Take every line from the listing below that includes "scanner" and copy it.

▶

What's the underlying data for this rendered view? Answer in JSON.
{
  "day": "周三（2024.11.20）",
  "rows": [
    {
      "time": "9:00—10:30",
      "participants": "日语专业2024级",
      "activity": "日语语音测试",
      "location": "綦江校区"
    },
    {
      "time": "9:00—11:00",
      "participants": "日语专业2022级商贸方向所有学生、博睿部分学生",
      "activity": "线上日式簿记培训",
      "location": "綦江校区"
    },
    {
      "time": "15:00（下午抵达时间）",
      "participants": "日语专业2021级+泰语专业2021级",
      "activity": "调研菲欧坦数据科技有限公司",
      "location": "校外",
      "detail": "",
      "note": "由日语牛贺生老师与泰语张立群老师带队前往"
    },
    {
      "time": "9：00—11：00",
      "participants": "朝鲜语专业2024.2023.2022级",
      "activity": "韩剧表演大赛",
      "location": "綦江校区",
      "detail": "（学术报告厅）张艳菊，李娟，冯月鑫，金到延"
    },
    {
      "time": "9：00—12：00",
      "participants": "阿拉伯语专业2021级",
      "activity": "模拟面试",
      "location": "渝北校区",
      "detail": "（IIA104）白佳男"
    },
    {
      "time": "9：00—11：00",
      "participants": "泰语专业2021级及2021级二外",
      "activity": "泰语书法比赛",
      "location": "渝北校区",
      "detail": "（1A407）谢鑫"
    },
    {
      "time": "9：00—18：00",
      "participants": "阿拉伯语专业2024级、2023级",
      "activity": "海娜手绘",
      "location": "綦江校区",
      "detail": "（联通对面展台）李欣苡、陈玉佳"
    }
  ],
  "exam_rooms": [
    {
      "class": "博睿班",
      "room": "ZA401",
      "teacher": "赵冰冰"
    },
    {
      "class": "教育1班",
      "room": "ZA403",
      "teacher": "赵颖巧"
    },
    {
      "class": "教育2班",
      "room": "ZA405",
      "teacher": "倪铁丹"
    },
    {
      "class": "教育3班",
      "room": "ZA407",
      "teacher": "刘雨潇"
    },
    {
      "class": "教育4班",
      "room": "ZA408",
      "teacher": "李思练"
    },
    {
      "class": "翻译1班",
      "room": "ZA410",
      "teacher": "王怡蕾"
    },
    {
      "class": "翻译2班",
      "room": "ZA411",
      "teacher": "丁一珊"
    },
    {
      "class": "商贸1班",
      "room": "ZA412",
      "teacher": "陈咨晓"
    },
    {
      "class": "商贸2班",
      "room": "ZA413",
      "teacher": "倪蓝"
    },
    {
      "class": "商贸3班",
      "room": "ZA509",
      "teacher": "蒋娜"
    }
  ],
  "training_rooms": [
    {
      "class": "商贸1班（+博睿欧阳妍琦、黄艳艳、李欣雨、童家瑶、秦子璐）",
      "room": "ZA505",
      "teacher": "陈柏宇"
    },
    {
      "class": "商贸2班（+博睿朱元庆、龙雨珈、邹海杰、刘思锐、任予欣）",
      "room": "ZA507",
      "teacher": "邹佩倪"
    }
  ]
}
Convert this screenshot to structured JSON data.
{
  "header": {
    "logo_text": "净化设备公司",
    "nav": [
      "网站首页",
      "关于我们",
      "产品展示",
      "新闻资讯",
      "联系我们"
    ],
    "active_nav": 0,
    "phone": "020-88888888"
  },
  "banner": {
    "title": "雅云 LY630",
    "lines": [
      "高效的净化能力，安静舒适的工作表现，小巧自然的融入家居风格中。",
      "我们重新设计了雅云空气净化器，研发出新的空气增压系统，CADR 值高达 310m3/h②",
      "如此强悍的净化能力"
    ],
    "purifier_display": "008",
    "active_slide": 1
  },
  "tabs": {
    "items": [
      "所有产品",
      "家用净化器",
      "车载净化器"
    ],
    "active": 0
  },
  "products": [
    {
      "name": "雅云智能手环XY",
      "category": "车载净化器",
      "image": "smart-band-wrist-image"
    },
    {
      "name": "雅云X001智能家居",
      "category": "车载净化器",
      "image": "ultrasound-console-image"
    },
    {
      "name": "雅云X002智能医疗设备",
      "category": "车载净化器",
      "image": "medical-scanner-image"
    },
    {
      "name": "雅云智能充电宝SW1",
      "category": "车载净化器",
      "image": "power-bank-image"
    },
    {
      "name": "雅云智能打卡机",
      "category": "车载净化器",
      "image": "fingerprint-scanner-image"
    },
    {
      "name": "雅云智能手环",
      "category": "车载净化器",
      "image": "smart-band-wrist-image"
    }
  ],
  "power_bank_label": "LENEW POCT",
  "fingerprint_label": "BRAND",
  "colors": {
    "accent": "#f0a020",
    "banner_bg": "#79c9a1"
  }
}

◀

# [OUTPUT FOR THIS EXERCISE]
      "image": "medical-scanner-image"
      "image": "fingerprint-scanner-image"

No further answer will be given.